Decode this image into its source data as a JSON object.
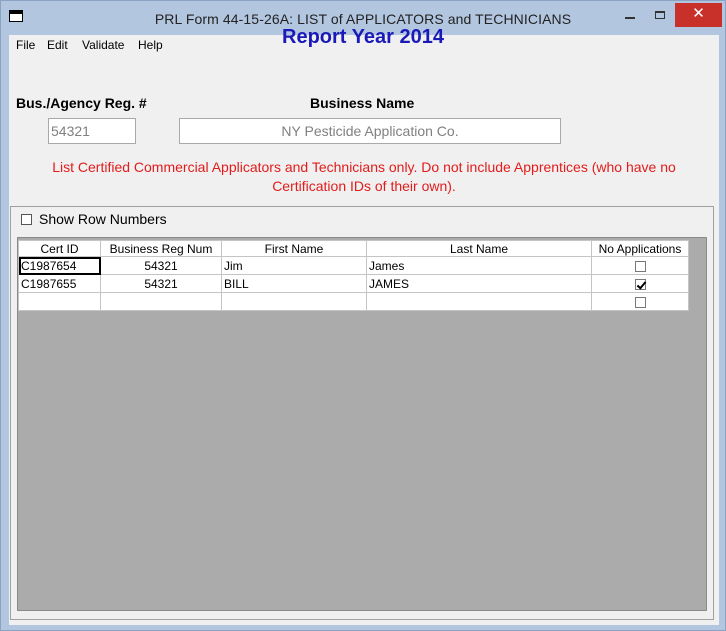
{
  "window": {
    "title": "PRL Form 44-15-26A: LIST of APPLICATORS and TECHNICIANS",
    "icons": {
      "app": "app-window-icon",
      "minimize": "minimize-icon",
      "maximize": "maximize-icon",
      "close": "close-icon"
    },
    "close_glyph": "✕"
  },
  "menu": {
    "items": [
      "File",
      "Edit",
      "Validate",
      "Help"
    ]
  },
  "report": {
    "year_title": "Report Year 2014"
  },
  "business": {
    "reg_label": "Bus./Agency Reg. #",
    "reg_value": "54321",
    "name_label": "Business Name",
    "name_value": "NY Pesticide Application Co."
  },
  "notice": {
    "text": "List Certified Commercial Applicators and Technicians only. Do not include Apprentices (who have no Certification IDs of their own)."
  },
  "options": {
    "show_row_numbers_label": "Show Row Numbers",
    "show_row_numbers_checked": false
  },
  "grid": {
    "columns": [
      "Cert ID",
      "Business Reg Num",
      "First Name",
      "Last Name",
      "No Applications"
    ],
    "rows": [
      {
        "cert_id": "C1987654",
        "reg_num": "54321",
        "first": "Jim",
        "last": "James",
        "no_apps": false
      },
      {
        "cert_id": "C1987655",
        "reg_num": "54321",
        "first": "BILL",
        "last": "JAMES",
        "no_apps": true
      },
      {
        "cert_id": "",
        "reg_num": "",
        "first": "",
        "last": "",
        "no_apps": false
      }
    ]
  },
  "colors": {
    "title_blue": "#1a1ab8",
    "notice_red": "#e21c1c",
    "close_red": "#c7312a",
    "frame": "#b3c6e0",
    "grid_empty": "#ababab"
  }
}
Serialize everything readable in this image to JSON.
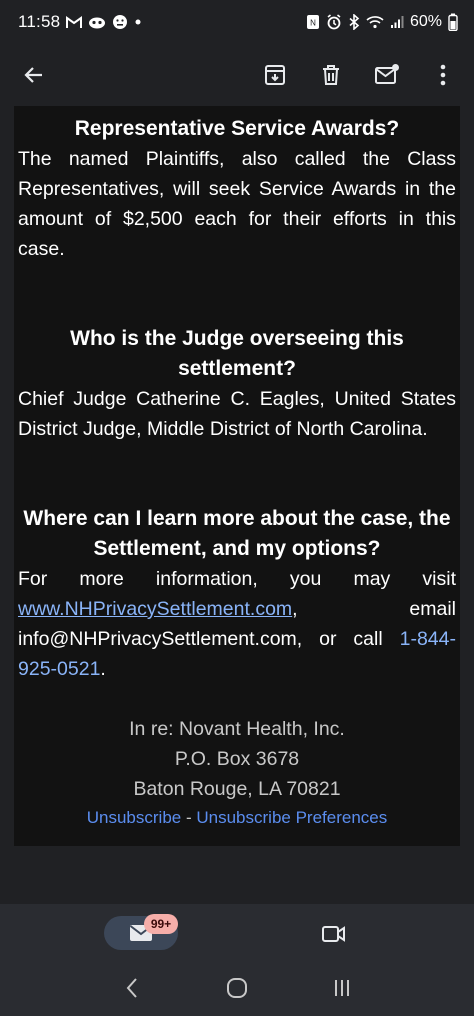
{
  "status_bar": {
    "time": "11:58",
    "battery_percent": "60%",
    "left_icons": [
      "gmail-icon",
      "game-icon",
      "emoji-icon",
      "dot-icon"
    ],
    "right_icons": [
      "nfc-icon",
      "alarm-icon",
      "bluetooth-icon",
      "wifi-icon",
      "signal-icon",
      "battery-icon"
    ]
  },
  "app_bar": {
    "icons": [
      "back-arrow-icon",
      "archive-icon",
      "delete-icon",
      "mark-unread-icon",
      "more-vert-icon"
    ]
  },
  "email": {
    "section1": {
      "heading": "Representative Service Awards?",
      "text": "The named Plaintiffs, also called the Class Representatives, will seek Service Awards in the amount of $2,500 each for their efforts in this case."
    },
    "section2": {
      "heading": "Who is the Judge overseeing this settlement?",
      "text": "Chief Judge Catherine C. Eagles, United States District Judge, Middle District of North Carolina."
    },
    "section3": {
      "heading": "Where can I learn more about the case, the Settlement, and my options?",
      "text_before": "For more information, you may visit ",
      "website": "www.NHPrivacySettlement.com",
      "text_middle": ", email info@NHPrivacySettlement.com, or call ",
      "phone": "1-844-925-0521",
      "text_after": "."
    },
    "footer": {
      "line1": "In re: Novant Health, Inc.",
      "line2": "P.O. Box 3678",
      "line3": "Baton Rouge, LA 70821",
      "unsubscribe": "Unsubscribe",
      "separator": " - ",
      "unsubscribe_prefs": "Unsubscribe Preferences"
    }
  },
  "bottom_bar": {
    "mail_badge": "99+",
    "icons": [
      "mail-icon",
      "video-icon"
    ]
  },
  "colors": {
    "background": "#202124",
    "card": "#121212",
    "link": "#8ab4f8",
    "footer_link": "#5b8def",
    "badge": "#f6aea9"
  }
}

**Short problem:**
List the lines of the records where "more" occurs.

**Output of the task:**
      "more-vert-icon"
      "heading": "Where can I learn more about the case, the Settlement, and my options?",
      "text_before": "For more information, you may visit ",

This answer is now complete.